### [Exercise aim]
Quote all of the entries word for word.

### [Excerpted records]
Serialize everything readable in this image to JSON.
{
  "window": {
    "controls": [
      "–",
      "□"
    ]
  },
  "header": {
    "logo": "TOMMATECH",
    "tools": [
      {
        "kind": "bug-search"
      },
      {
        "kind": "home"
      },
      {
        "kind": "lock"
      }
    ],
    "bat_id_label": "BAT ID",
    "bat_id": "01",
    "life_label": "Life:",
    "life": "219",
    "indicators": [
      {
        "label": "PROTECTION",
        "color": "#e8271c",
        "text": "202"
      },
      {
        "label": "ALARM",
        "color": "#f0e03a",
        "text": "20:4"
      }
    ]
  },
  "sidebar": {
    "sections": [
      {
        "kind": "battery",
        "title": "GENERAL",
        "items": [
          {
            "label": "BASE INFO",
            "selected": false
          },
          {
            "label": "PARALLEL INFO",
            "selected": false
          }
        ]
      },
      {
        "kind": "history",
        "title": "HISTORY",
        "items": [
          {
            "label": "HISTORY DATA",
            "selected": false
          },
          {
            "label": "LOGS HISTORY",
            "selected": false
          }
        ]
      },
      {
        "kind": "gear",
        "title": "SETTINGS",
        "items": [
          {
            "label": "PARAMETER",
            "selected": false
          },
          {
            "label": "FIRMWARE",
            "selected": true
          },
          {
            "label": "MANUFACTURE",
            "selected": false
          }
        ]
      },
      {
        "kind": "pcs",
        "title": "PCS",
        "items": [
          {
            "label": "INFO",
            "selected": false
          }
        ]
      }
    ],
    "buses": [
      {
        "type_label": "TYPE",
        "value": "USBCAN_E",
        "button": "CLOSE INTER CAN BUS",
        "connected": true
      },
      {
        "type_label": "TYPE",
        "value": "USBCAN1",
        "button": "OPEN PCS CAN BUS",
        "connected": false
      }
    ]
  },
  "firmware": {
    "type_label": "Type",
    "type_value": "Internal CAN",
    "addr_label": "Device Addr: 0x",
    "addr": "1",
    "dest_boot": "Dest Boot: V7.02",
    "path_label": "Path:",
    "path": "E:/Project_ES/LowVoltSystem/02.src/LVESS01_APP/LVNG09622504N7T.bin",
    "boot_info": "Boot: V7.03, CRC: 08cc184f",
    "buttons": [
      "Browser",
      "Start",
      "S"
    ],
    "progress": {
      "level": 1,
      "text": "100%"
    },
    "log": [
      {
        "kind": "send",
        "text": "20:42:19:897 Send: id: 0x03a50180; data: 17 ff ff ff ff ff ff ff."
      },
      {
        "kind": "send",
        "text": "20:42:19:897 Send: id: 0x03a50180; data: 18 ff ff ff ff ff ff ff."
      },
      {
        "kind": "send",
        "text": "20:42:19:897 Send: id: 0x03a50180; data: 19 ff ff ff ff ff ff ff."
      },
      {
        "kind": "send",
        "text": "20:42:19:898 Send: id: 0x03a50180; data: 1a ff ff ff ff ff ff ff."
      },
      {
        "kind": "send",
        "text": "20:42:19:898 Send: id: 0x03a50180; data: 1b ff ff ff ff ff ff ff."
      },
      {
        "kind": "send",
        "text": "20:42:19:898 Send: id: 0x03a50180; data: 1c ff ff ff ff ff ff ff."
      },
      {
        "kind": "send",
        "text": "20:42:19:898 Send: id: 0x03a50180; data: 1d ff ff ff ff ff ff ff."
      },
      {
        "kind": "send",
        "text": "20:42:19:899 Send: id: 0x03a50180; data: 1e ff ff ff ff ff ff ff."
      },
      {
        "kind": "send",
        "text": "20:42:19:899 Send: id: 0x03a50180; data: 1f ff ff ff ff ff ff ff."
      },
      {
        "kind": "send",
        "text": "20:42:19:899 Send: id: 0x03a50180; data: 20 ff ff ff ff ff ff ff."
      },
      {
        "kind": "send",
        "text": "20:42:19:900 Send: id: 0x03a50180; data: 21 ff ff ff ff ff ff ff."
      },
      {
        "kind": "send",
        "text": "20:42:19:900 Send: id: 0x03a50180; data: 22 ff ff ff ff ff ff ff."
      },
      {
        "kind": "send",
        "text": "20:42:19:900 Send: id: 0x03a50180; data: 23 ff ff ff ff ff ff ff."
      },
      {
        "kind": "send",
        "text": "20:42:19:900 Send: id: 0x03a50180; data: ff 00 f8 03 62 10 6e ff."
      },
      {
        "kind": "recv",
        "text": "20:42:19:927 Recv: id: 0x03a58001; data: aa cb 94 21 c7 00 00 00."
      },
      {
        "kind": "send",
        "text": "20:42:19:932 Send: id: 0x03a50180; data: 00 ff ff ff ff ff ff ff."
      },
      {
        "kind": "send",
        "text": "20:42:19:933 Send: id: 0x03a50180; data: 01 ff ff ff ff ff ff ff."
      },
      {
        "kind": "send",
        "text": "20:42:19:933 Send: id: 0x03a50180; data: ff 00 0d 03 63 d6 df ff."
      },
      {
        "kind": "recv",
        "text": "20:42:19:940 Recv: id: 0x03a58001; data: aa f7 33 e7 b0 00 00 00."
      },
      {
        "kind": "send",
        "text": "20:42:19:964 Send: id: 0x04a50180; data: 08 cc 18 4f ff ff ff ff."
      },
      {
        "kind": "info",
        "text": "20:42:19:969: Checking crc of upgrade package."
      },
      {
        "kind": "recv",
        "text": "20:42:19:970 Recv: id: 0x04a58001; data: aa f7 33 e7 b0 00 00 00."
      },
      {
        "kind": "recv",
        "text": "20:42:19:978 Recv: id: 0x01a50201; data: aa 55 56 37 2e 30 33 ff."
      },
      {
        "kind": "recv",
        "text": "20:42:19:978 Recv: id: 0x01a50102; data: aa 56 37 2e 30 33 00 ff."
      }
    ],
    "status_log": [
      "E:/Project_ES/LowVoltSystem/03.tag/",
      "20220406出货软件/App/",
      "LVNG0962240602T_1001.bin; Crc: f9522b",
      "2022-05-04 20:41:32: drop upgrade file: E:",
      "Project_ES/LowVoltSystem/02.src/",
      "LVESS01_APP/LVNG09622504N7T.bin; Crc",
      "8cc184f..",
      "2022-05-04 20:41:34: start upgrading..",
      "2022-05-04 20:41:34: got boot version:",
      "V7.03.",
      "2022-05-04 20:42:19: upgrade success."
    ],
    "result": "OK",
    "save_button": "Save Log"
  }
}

### [Solution to this task]
Serialize everything readable in this image to JSON.
{
  "window": {
    "controls": [
      "–",
      "□"
    ]
  },
  "header": {
    "logo": "TOMMATECH",
    "tools": [
      {
        "kind": "bug-search"
      },
      {
        "kind": "home"
      },
      {
        "kind": "lock"
      }
    ],
    "bat_id_label": "BAT ID",
    "bat_id": "01",
    "life_label": "Life:",
    "life": "219",
    "indicators": [
      {
        "label": "PROTECTION",
        "color": "#e8271c",
        "text": "202"
      },
      {
        "label": "ALARM",
        "color": "#f0e03a",
        "text": "20:4"
      }
    ]
  },
  "sidebar": {
    "sections": [
      {
        "kind": "battery",
        "title": "GENERAL",
        "items": [
          {
            "label": "BASE INFO",
            "selected": false
          },
          {
            "label": "PARALLEL INFO",
            "selected": false
          }
        ]
      },
      {
        "kind": "history",
        "title": "HISTORY",
        "items": [
          {
            "label": "HISTORY DATA",
            "selected": false
          },
          {
            "label": "LOGS HISTORY",
            "selected": false
          }
        ]
      },
      {
        "kind": "gear",
        "title": "SETTINGS",
        "items": [
          {
            "label": "PARAMETER",
            "selected": false
          },
          {
            "label": "FIRMWARE",
            "selected": true
          },
          {
            "label": "MANUFACTURE",
            "selected": false
          }
        ]
      },
      {
        "kind": "pcs",
        "title": "PCS",
        "items": [
          {
            "label": "INFO",
            "selected": false
          }
        ]
      }
    ],
    "buses": [
      {
        "type_label": "TYPE",
        "value": "USBCAN_E",
        "button": "CLOSE INTER CAN BUS",
        "connected": true
      },
      {
        "type_label": "TYPE",
        "value": "USBCAN1",
        "button": "OPEN PCS CAN BUS",
        "connected": false
      }
    ]
  },
  "firmware": {
    "type_label": "Type",
    "type_value": "Internal CAN",
    "addr_label": "Device Addr: 0x",
    "addr": "1",
    "dest_boot": "Dest Boot: V7.02",
    "path_label": "Path:",
    "path": "E:/Project_ES/LowVoltSystem/02.src/LVESS01_APP/LVNG09622504N7T.bin",
    "boot_info": "Boot: V7.03, CRC: 08cc184f",
    "buttons": [
      "Browser",
      "Start",
      "S"
    ],
    "progress": {
      "level": 1,
      "text": "100%"
    },
    "log": [
      {
        "kind": "send",
        "text": "20:42:19:897 Send: id: 0x03a50180; data: 17 ff ff ff ff ff ff ff."
      },
      {
        "kind": "send",
        "text": "20:42:19:897 Send: id: 0x03a50180; data: 18 ff ff ff ff ff ff ff."
      },
      {
        "kind": "send",
        "text": "20:42:19:897 Send: id: 0x03a50180; data: 19 ff ff ff ff ff ff ff."
      },
      {
        "kind": "send",
        "text": "20:42:19:898 Send: id: 0x03a50180; data: 1a ff ff ff ff ff ff ff."
      },
      {
        "kind": "send",
        "text": "20:42:19:898 Send: id: 0x03a50180; data: 1b ff ff ff ff ff ff ff."
      },
      {
        "kind": "send",
        "text": "20:42:19:898 Send: id: 0x03a50180; data: 1c ff ff ff ff ff ff ff."
      },
      {
        "kind": "send",
        "text": "20:42:19:898 Send: id: 0x03a50180; data: 1d ff ff ff ff ff ff ff."
      },
      {
        "kind": "send",
        "text": "20:42:19:899 Send: id: 0x03a50180; data: 1e ff ff ff ff ff ff ff."
      },
      {
        "kind": "send",
        "text": "20:42:19:899 Send: id: 0x03a50180; data: 1f ff ff ff ff ff ff ff."
      },
      {
        "kind": "send",
        "text": "20:42:19:899 Send: id: 0x03a50180; data: 20 ff ff ff ff ff ff ff."
      },
      {
        "kind": "send",
        "text": "20:42:19:900 Send: id: 0x03a50180; data: 21 ff ff ff ff ff ff ff."
      },
      {
        "kind": "send",
        "text": "20:42:19:900 Send: id: 0x03a50180; data: 22 ff ff ff ff ff ff ff."
      },
      {
        "kind": "send",
        "text": "20:42:19:900 Send: id: 0x03a50180; data: 23 ff ff ff ff ff ff ff."
      },
      {
        "kind": "send",
        "text": "20:42:19:900 Send: id: 0x03a50180; data: ff 00 f8 03 62 10 6e ff."
      },
      {
        "kind": "recv",
        "text": "20:42:19:927 Recv: id: 0x03a58001; data: aa cb 94 21 c7 00 00 00."
      },
      {
        "kind": "send",
        "text": "20:42:19:932 Send: id: 0x03a50180; data: 00 ff ff ff ff ff ff ff."
      },
      {
        "kind": "send",
        "text": "20:42:19:933 Send: id: 0x03a50180; data: 01 ff ff ff ff ff ff ff."
      },
      {
        "kind": "send",
        "text": "20:42:19:933 Send: id: 0x03a50180; data: ff 00 0d 03 63 d6 df ff."
      },
      {
        "kind": "recv",
        "text": "20:42:19:940 Recv: id: 0x03a58001; data: aa f7 33 e7 b0 00 00 00."
      },
      {
        "kind": "send",
        "text": "20:42:19:964 Send: id: 0x04a50180; data: 08 cc 18 4f ff ff ff ff."
      },
      {
        "kind": "info",
        "text": "20:42:19:969: Checking crc of upgrade package."
      },
      {
        "kind": "recv",
        "text": "20:42:19:970 Recv: id: 0x04a58001; data: aa f7 33 e7 b0 00 00 00."
      },
      {
        "kind": "recv",
        "text": "20:42:19:978 Recv: id: 0x01a50201; data: aa 55 56 37 2e 30 33 ff."
      },
      {
        "kind": "recv",
        "text": "20:42:19:978 Recv: id: 0x01a50102; data: aa 56 37 2e 30 33 00 ff."
      }
    ],
    "status_log": [
      "E:/Project_ES/LowVoltSystem/03.tag/",
      "20220406出货软件/App/",
      "LVNG0962240602T_1001.bin; Crc: f9522b",
      "2022-05-04 20:41:32: drop upgrade file: E:",
      "Project_ES/LowVoltSystem/02.src/",
      "LVESS01_APP/LVNG09622504N7T.bin; Crc",
      "8cc184f..",
      "2022-05-04 20:41:34: start upgrading..",
      "2022-05-04 20:41:34: got boot version:",
      "V7.03.",
      "2022-05-04 20:42:19: upgrade success."
    ],
    "result": "OK",
    "save_button": "Save Log"
  }
}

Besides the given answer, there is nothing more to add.